▶ **INPUT MATERIAL**
☆ ☆ ☆ ☆ ☆ ☆ ☆

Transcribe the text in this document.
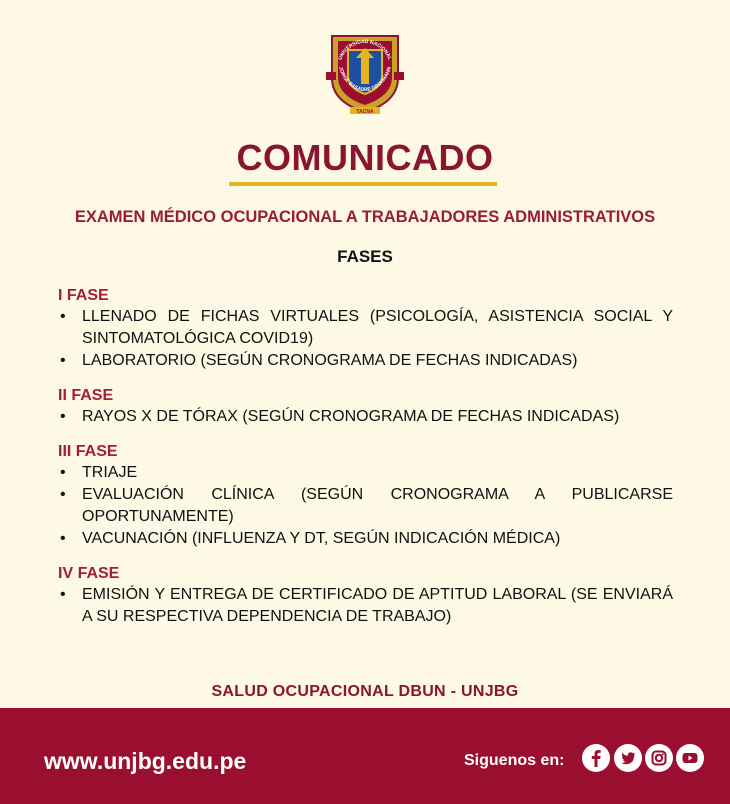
UNIVERSIDAD NACIONAL
JORGE BASADRE GROHMANN
TACNA
COMUNICADO
EXAMEN MÉDICO OCUPACIONAL A TRABAJADORES ADMINISTRATIVOS
FASES
I FASE
• LLENADO DE FICHAS VIRTUALES (PSICOLOGÍA, ASISTENCIA SOCIAL Y SINTOMATOLÓGICA COVID19)
• LABORATORIO (SEGÚN CRONOGRAMA DE FECHAS INDICADAS)
II FASE
• RAYOS X DE TÓRAX (SEGÚN CRONOGRAMA DE FECHAS INDICADAS)
III FASE
• TRIAJE
• EVALUACIÓN CLÍNICA (SEGÚN CRONOGRAMA A PUBLICARSE OPORTUNAMENTE)
• VACUNACIÓN (INFLUENZA Y DT, SEGÚN INDICACIÓN MÉDICA)
IV FASE
• EMISIÓN Y ENTREGA DE CERTIFICADO DE APTITUD LABORAL (SE ENVIARÁ A SU RESPECTIVA DEPENDENCIA DE TRABAJO)
SALUD OCUPACIONAL DBUN - UNJBG
www.unjbg.edu.pe	Siguenos en:
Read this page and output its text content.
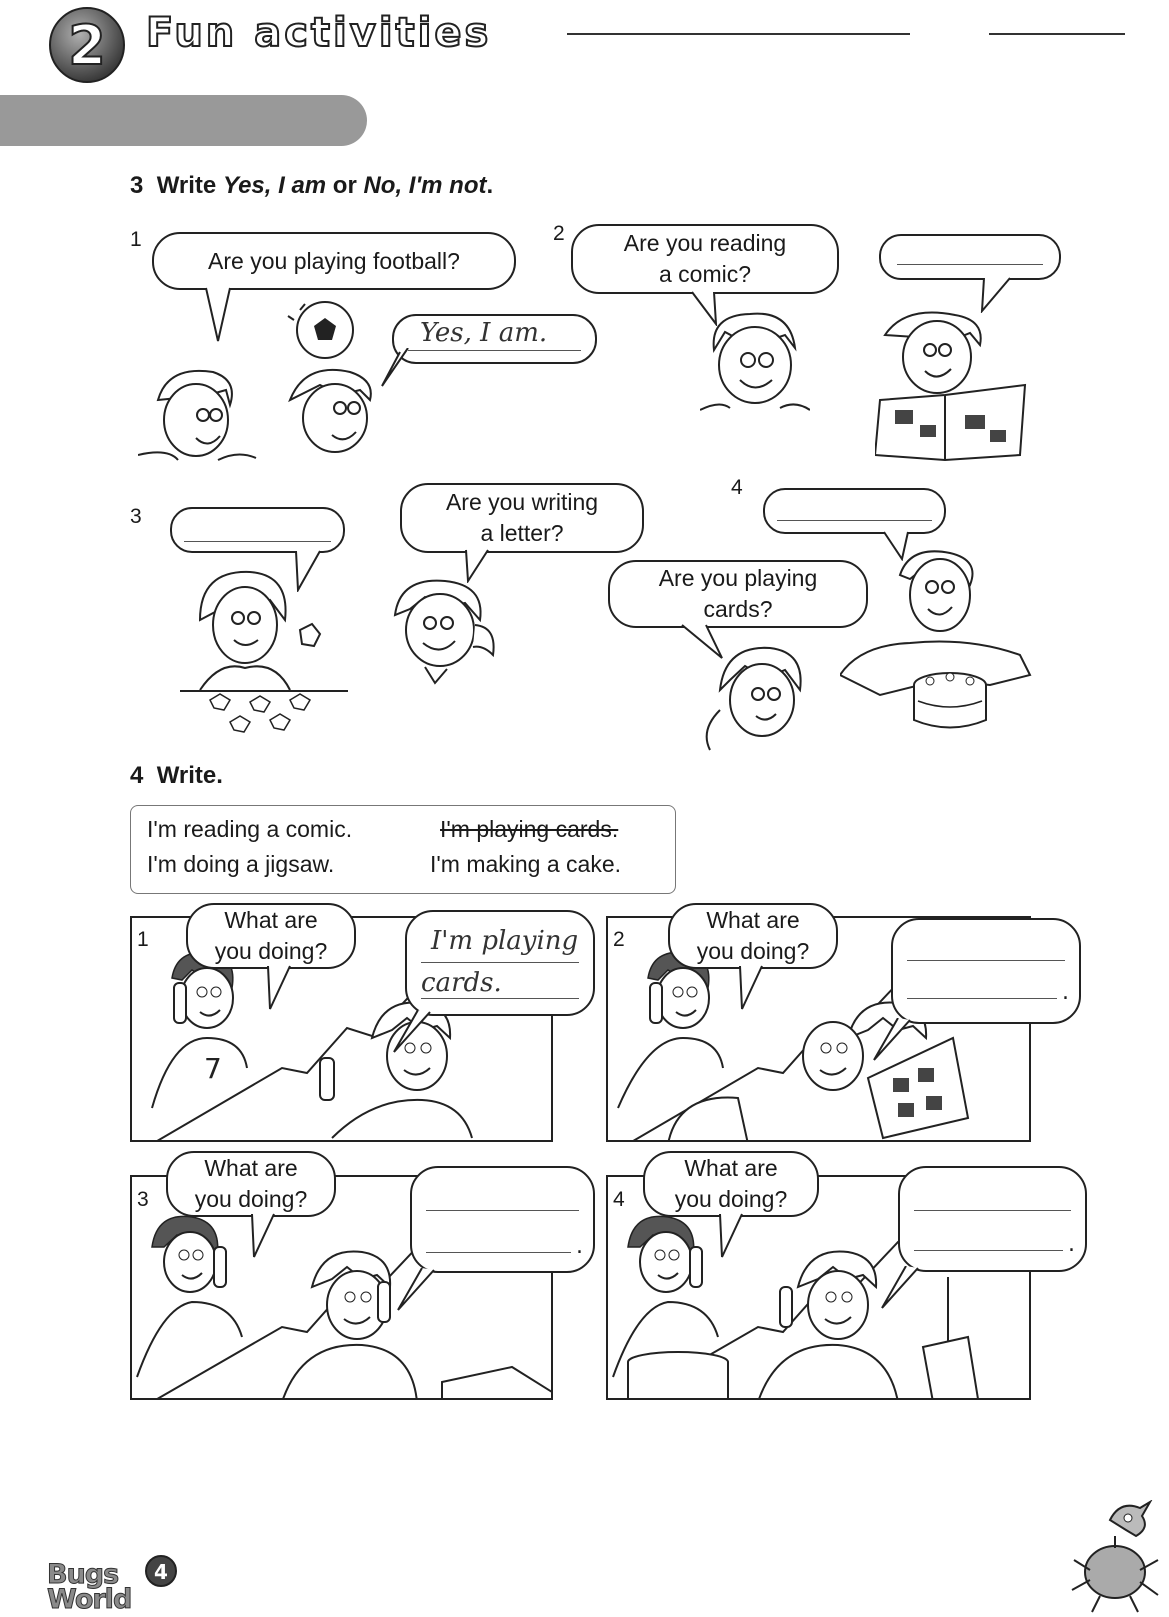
2 Fun activities
3 Write Yes, I am or No, I'm not.
1
Are you playing football?
Yes, I am.
2	Are you reading
a comic?
3
Are you writing
a letter?
4
Are you playing
cards?
4 Write.
I'm reading a comic.	I'm playing cards.
I'm doing a jigsaw.	I'm making a cake.
7
1
What are
you doing?	I'm playing
cards.
2
What are
you doing?
.
3
What are
you doing?
.
4
What are
you doing?
.
Bugs
World
4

☆ ☆ ☆ ☆ ☆ ☆ ☆

▶ **INSTRUCTIONS TO FOLLOW**
Every record must be copied exactly, with the pictures left out.

▶ **SOLUTION BELOW**
Transcribe the text in this document.
UNIVERSIDAD NACIONAL
JORGE BASADRE GROHMANN
TACNA
COMUNICADO
EXAMEN MÉDICO OCUPACIONAL A TRABAJADORES ADMINISTRATIVOS
FASES
I FASE
• LLENADO DE FICHAS VIRTUALES (PSICOLOGÍA, ASISTENCIA SOCIAL Y SINTOMATOLÓGICA COVID19)
• LABORATORIO (SEGÚN CRONOGRAMA DE FECHAS INDICADAS)
II FASE
• RAYOS X DE TÓRAX (SEGÚN CRONOGRAMA DE FECHAS INDICADAS)
III FASE
• TRIAJE
• EVALUACIÓN CLÍNICA (SEGÚN CRONOGRAMA A PUBLICARSE OPORTUNAMENTE)
• VACUNACIÓN (INFLUENZA Y DT, SEGÚN INDICACIÓN MÉDICA)
IV FASE
• EMISIÓN Y ENTREGA DE CERTIFICADO DE APTITUD LABORAL (SE ENVIARÁ A SU RESPECTIVA DEPENDENCIA DE TRABAJO)
SALUD OCUPACIONAL DBUN - UNJBG
www.unjbg.edu.pe	Siguenos en:
Read this page and output its text content.
2 Fun activities
3 Write Yes, I am or No, I'm not.
1
Are you playing football?
Yes, I am.
2	Are you reading
a comic?
3
Are you writing
a letter?
4
Are you playing
cards?
4 Write.
I'm reading a comic.	I'm playing cards.
I'm doing a jigsaw.	I'm making a cake.
7
1
What are
you doing?	I'm playing
cards.
2
What are
you doing?
.
3
What are
you doing?
.
4
What are
you doing?
.
Bugs
World
4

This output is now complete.